Brief:
Look through the records below, and copy out every line that holds the string "этого".

Material:
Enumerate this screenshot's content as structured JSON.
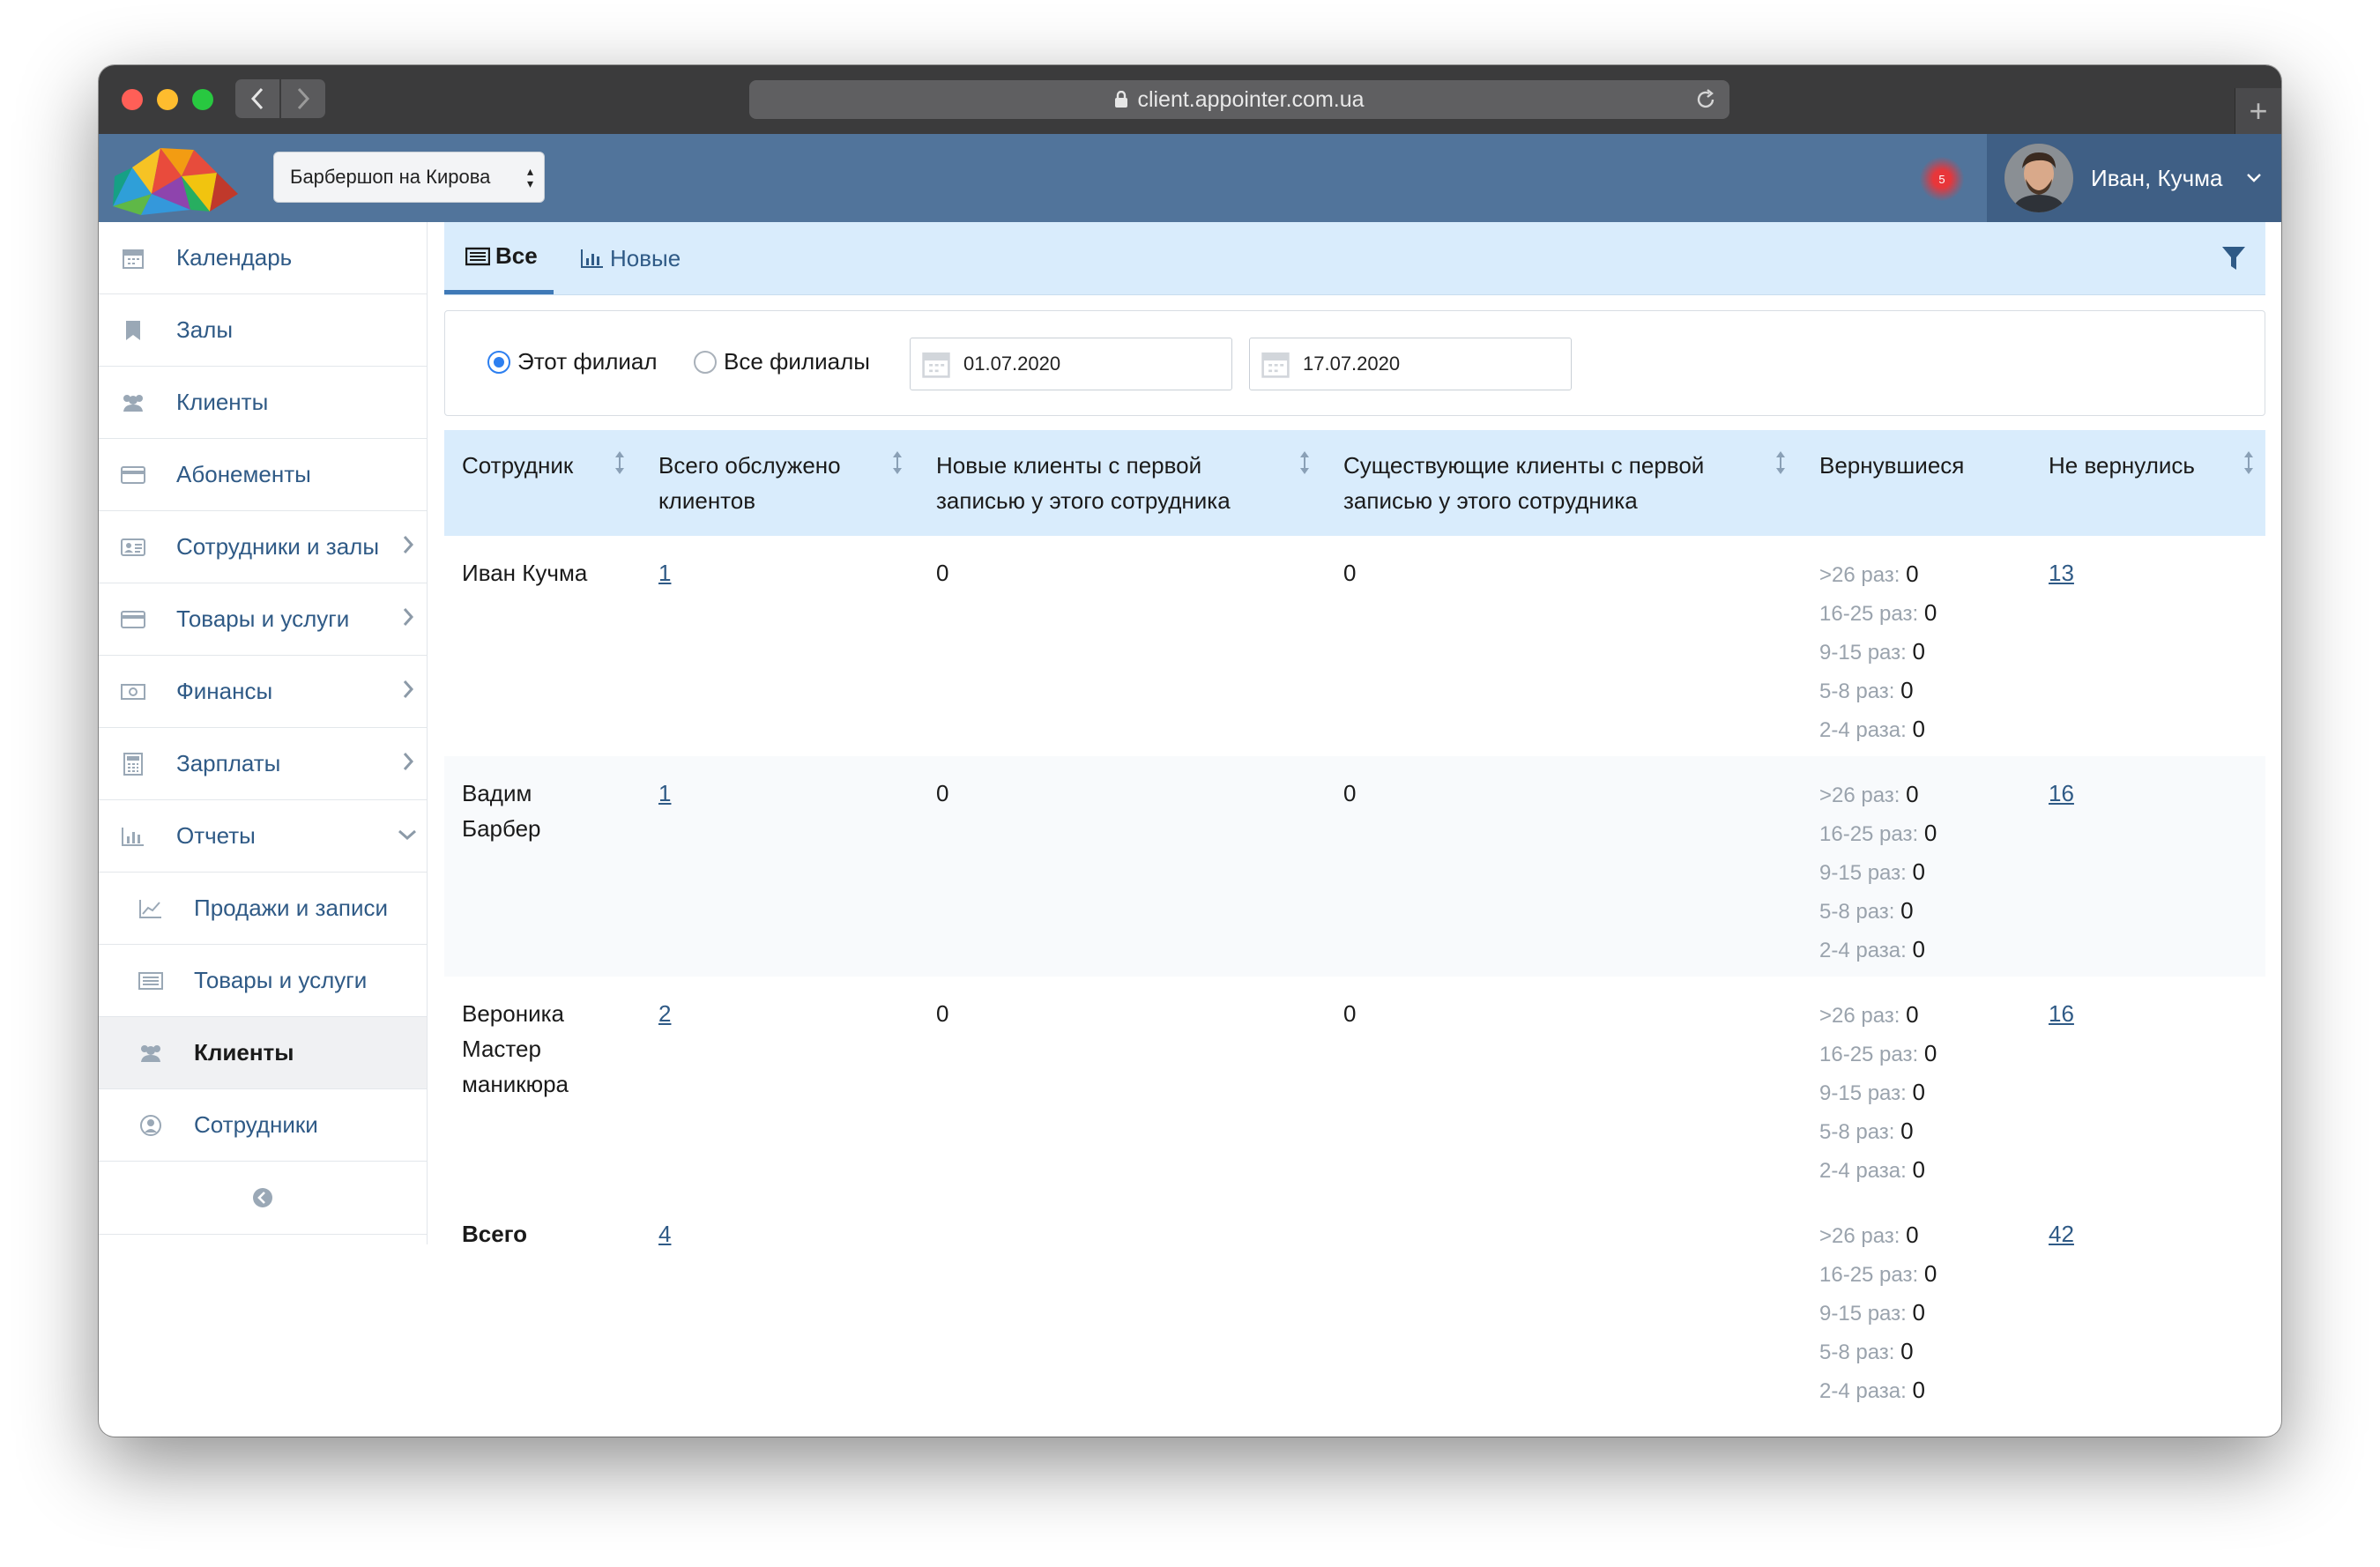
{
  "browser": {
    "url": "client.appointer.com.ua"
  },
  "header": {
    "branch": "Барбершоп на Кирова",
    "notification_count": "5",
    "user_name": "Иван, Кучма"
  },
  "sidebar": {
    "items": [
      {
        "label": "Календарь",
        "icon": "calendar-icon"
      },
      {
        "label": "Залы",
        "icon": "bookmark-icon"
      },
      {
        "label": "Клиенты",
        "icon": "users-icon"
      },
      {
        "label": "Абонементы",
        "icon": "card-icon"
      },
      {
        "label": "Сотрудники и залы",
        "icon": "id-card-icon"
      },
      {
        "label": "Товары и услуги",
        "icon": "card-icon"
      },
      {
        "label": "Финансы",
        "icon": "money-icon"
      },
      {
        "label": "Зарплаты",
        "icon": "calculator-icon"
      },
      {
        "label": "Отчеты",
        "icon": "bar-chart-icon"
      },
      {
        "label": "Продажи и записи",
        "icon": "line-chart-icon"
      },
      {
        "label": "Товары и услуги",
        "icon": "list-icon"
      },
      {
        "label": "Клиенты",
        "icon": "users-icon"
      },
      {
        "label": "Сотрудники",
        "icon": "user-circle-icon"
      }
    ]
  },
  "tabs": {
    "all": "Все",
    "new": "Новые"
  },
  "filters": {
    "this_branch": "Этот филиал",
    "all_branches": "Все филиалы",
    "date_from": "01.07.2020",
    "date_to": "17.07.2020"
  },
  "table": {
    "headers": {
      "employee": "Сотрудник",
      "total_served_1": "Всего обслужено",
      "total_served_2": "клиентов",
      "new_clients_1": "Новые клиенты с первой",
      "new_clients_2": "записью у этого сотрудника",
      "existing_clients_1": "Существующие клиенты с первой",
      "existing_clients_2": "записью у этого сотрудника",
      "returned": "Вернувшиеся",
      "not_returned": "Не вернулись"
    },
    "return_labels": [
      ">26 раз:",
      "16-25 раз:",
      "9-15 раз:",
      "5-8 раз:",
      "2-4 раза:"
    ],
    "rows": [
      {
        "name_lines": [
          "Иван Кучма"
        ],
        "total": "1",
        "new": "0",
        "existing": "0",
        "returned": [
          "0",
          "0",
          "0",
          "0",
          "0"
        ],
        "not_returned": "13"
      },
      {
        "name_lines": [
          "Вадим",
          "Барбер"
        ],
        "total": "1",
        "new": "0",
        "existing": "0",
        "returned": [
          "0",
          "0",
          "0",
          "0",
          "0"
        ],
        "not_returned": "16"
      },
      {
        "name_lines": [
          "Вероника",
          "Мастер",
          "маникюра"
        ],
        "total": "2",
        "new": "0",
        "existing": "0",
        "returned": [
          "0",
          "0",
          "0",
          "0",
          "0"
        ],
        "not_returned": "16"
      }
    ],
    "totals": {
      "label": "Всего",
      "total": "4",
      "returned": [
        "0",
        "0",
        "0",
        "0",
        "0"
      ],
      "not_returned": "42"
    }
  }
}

==

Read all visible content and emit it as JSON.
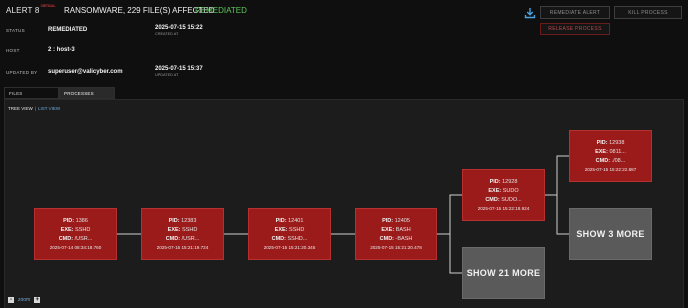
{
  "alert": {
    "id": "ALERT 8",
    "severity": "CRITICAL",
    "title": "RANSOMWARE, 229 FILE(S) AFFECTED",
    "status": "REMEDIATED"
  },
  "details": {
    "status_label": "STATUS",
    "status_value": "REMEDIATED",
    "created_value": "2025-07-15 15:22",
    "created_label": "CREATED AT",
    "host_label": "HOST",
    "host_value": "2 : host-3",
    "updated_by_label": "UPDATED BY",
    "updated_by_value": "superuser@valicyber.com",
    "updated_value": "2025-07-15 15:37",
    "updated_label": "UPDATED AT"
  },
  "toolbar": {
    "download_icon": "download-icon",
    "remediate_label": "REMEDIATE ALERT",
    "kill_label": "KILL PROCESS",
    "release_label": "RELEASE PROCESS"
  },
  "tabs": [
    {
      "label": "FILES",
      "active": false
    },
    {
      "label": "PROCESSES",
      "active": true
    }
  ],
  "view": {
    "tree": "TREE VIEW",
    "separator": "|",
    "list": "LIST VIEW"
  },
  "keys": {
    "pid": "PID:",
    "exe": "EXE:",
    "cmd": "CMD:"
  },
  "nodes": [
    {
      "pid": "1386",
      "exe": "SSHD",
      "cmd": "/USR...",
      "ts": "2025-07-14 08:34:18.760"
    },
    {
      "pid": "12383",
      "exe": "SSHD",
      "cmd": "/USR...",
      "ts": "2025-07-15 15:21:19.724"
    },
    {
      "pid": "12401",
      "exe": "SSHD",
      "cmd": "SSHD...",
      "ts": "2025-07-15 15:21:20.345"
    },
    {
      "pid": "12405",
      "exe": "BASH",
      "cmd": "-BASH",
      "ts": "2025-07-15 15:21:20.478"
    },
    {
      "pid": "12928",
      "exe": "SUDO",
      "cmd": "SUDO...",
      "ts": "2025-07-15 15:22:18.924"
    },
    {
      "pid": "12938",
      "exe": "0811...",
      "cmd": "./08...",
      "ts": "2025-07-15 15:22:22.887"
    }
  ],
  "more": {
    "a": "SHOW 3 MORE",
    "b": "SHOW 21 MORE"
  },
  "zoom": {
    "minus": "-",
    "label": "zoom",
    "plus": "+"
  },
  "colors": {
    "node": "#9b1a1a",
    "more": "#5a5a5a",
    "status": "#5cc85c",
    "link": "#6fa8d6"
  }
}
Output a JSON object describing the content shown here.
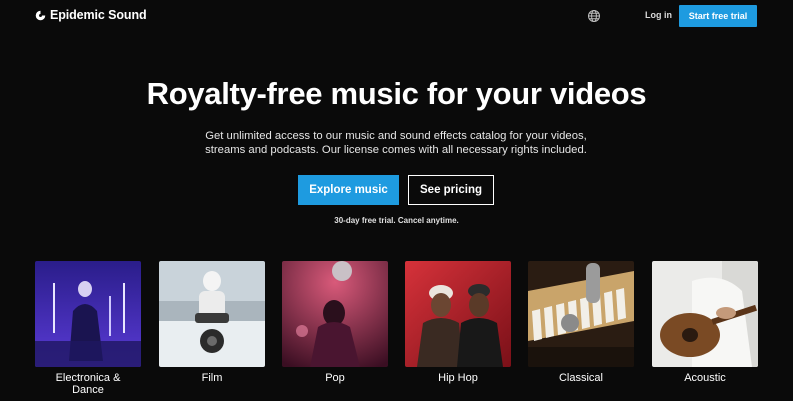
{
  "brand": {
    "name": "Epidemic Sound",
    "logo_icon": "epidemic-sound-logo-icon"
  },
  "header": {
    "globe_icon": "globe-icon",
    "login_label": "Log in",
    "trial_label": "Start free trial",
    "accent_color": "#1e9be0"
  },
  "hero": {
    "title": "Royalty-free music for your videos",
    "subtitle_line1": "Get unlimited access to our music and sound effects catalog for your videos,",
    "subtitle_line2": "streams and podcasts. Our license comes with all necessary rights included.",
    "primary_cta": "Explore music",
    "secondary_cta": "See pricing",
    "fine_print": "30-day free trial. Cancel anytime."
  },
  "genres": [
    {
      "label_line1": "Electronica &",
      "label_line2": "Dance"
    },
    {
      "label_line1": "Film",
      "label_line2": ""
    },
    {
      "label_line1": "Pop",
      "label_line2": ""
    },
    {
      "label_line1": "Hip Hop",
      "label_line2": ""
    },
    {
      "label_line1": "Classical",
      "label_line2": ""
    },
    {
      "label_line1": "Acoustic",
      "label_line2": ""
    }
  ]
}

Complete output:
      "new_clients_2": "записью у этого сотрудника",
      "existing_clients_2": "записью у этого сотрудника",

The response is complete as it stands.